> **WHAT TO DO**
Copy every one of the following rows, keeping each character unchanged.
— Begin —
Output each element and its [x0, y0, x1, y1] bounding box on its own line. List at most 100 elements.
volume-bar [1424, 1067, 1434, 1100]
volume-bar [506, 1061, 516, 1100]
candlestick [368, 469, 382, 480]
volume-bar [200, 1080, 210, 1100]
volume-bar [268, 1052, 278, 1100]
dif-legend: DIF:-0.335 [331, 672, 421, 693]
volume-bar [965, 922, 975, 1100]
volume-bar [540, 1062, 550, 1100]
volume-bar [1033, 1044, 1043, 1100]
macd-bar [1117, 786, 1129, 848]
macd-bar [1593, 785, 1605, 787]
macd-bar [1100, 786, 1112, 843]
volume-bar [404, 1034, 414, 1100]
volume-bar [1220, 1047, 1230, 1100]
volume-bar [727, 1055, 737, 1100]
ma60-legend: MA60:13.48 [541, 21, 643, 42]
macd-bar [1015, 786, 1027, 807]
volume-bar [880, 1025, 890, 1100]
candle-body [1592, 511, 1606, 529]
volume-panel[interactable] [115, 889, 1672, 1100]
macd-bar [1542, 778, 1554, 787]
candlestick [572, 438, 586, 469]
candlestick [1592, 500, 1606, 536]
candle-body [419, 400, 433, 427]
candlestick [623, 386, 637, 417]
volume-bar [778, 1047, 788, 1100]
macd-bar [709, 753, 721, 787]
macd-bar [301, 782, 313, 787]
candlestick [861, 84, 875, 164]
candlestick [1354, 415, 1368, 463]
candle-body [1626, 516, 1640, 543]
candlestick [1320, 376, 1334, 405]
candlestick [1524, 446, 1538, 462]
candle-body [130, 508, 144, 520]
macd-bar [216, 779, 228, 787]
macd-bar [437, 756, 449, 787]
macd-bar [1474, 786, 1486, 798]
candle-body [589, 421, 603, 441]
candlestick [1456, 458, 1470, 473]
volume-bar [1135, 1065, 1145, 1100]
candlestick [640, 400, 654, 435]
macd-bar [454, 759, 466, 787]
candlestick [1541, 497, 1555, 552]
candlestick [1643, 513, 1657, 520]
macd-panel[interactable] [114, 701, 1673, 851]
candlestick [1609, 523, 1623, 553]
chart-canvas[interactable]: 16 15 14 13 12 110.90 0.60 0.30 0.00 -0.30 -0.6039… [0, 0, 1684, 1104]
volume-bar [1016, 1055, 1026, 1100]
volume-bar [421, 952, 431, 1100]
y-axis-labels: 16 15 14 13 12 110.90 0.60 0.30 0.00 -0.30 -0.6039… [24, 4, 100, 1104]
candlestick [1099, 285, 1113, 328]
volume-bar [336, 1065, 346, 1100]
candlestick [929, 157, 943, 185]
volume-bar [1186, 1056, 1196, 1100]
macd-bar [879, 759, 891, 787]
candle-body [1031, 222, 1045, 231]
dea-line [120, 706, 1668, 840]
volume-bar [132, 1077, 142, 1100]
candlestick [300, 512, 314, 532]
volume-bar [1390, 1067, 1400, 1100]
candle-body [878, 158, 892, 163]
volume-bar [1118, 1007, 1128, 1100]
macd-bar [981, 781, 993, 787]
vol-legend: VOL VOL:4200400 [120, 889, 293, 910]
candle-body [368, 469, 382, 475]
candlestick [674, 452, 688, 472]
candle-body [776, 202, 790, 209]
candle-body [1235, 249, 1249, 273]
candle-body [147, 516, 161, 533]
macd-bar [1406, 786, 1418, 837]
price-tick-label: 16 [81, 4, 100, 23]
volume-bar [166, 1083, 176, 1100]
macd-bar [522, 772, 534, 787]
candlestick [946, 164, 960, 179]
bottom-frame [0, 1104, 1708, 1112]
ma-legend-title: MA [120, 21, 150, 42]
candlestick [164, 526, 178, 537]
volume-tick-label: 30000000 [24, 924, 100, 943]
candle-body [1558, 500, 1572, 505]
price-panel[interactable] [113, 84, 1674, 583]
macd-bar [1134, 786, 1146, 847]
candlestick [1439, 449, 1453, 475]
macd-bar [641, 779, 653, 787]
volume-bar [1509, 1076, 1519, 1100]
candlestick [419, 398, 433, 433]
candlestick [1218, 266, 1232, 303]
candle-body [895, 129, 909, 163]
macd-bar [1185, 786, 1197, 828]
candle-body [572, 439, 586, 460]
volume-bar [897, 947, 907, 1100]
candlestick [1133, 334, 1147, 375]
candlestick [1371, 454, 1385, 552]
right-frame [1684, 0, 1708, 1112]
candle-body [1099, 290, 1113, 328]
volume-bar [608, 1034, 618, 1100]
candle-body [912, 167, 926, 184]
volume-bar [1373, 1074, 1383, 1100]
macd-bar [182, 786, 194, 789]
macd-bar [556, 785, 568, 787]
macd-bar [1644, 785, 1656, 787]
— End —
> **RESULT OF THE TASK**
Output each element and its [x0, y0, x1, y1] bounding box on its own line. List at most 100 elements.
volume-bar [1424, 1067, 1434, 1100]
volume-bar [506, 1061, 516, 1100]
candlestick [368, 469, 382, 480]
volume-bar [200, 1080, 210, 1100]
volume-bar [268, 1052, 278, 1100]
dif-legend: DIF:-0.335 [331, 672, 421, 693]
volume-bar [965, 922, 975, 1100]
volume-bar [540, 1062, 550, 1100]
volume-bar [1033, 1044, 1043, 1100]
macd-bar [1117, 786, 1129, 848]
macd-bar [1593, 785, 1605, 787]
macd-bar [1100, 786, 1112, 843]
volume-bar [404, 1034, 414, 1100]
volume-bar [1220, 1047, 1230, 1100]
volume-bar [727, 1055, 737, 1100]
ma60-legend: MA60:13.48 [541, 21, 643, 42]
macd-bar [1015, 786, 1027, 807]
volume-bar [880, 1025, 890, 1100]
candle-body [1592, 511, 1606, 529]
volume-panel[interactable] [115, 889, 1672, 1100]
macd-bar [1542, 778, 1554, 787]
candlestick [572, 438, 586, 469]
candlestick [1592, 500, 1606, 536]
candle-body [419, 400, 433, 427]
candlestick [623, 386, 637, 417]
volume-bar [778, 1047, 788, 1100]
macd-bar [709, 753, 721, 787]
macd-bar [301, 782, 313, 787]
candlestick [861, 84, 875, 164]
candlestick [1354, 415, 1368, 463]
candle-body [1626, 516, 1640, 543]
candlestick [1320, 376, 1334, 405]
candlestick [1524, 446, 1538, 462]
candle-body [130, 508, 144, 520]
macd-bar [216, 779, 228, 787]
macd-bar [437, 756, 449, 787]
macd-bar [1474, 786, 1486, 798]
candle-body [589, 421, 603, 441]
candlestick [1456, 458, 1470, 473]
volume-bar [1135, 1065, 1145, 1100]
candlestick [640, 400, 654, 435]
macd-bar [454, 759, 466, 787]
candlestick [1541, 497, 1555, 552]
candlestick [1643, 513, 1657, 520]
macd-panel[interactable] [114, 701, 1673, 851]
candlestick [1609, 523, 1623, 553]
chart-canvas[interactable]: 16 15 14 13 12 110.90 0.60 0.30 0.00 -0.30 -0.6039… [0, 0, 1684, 1104]
volume-bar [1016, 1055, 1026, 1100]
volume-bar [421, 952, 431, 1100]
y-axis-labels: 16 15 14 13 12 110.90 0.60 0.30 0.00 -0.30 -0.6039… [24, 4, 100, 1104]
candlestick [1099, 285, 1113, 328]
volume-bar [336, 1065, 346, 1100]
candlestick [929, 157, 943, 185]
volume-bar [1186, 1056, 1196, 1100]
macd-bar [879, 759, 891, 787]
candle-body [1031, 222, 1045, 231]
dea-line [120, 706, 1668, 840]
volume-bar [132, 1077, 142, 1100]
candlestick [300, 512, 314, 532]
volume-bar [1390, 1067, 1400, 1100]
candle-body [878, 158, 892, 163]
volume-bar [1118, 1007, 1128, 1100]
macd-bar [981, 781, 993, 787]
vol-legend: VOL VOL:4200400 [120, 889, 293, 910]
candle-body [368, 469, 382, 475]
candlestick [674, 452, 688, 472]
candle-body [776, 202, 790, 209]
candle-body [1235, 249, 1249, 273]
candle-body [147, 516, 161, 533]
macd-bar [1406, 786, 1418, 837]
price-tick-label: 16 [81, 4, 100, 23]
volume-bar [166, 1083, 176, 1100]
macd-bar [522, 772, 534, 787]
candlestick [946, 164, 960, 179]
bottom-frame [0, 1104, 1708, 1112]
ma-legend-title: MA [120, 21, 150, 42]
candlestick [164, 526, 178, 537]
volume-tick-label: 30000000 [24, 924, 100, 943]
candle-body [1558, 500, 1572, 505]
price-panel[interactable] [113, 84, 1674, 583]
macd-bar [1134, 786, 1146, 847]
candlestick [1439, 449, 1453, 475]
macd-bar [641, 779, 653, 787]
volume-bar [1509, 1076, 1519, 1100]
candlestick [419, 398, 433, 433]
candlestick [1218, 266, 1232, 303]
candle-body [895, 129, 909, 163]
macd-bar [1185, 786, 1197, 828]
candle-body [572, 439, 586, 460]
volume-bar [897, 947, 907, 1100]
candlestick [1133, 334, 1147, 375]
candlestick [1371, 454, 1385, 552]
right-frame [1684, 0, 1708, 1112]
candle-body [1099, 290, 1113, 328]
volume-bar [608, 1034, 618, 1100]
candle-body [912, 167, 926, 184]
volume-bar [1373, 1074, 1383, 1100]
macd-bar [182, 786, 194, 789]
macd-bar [556, 785, 568, 787]
macd-bar [1644, 785, 1656, 787]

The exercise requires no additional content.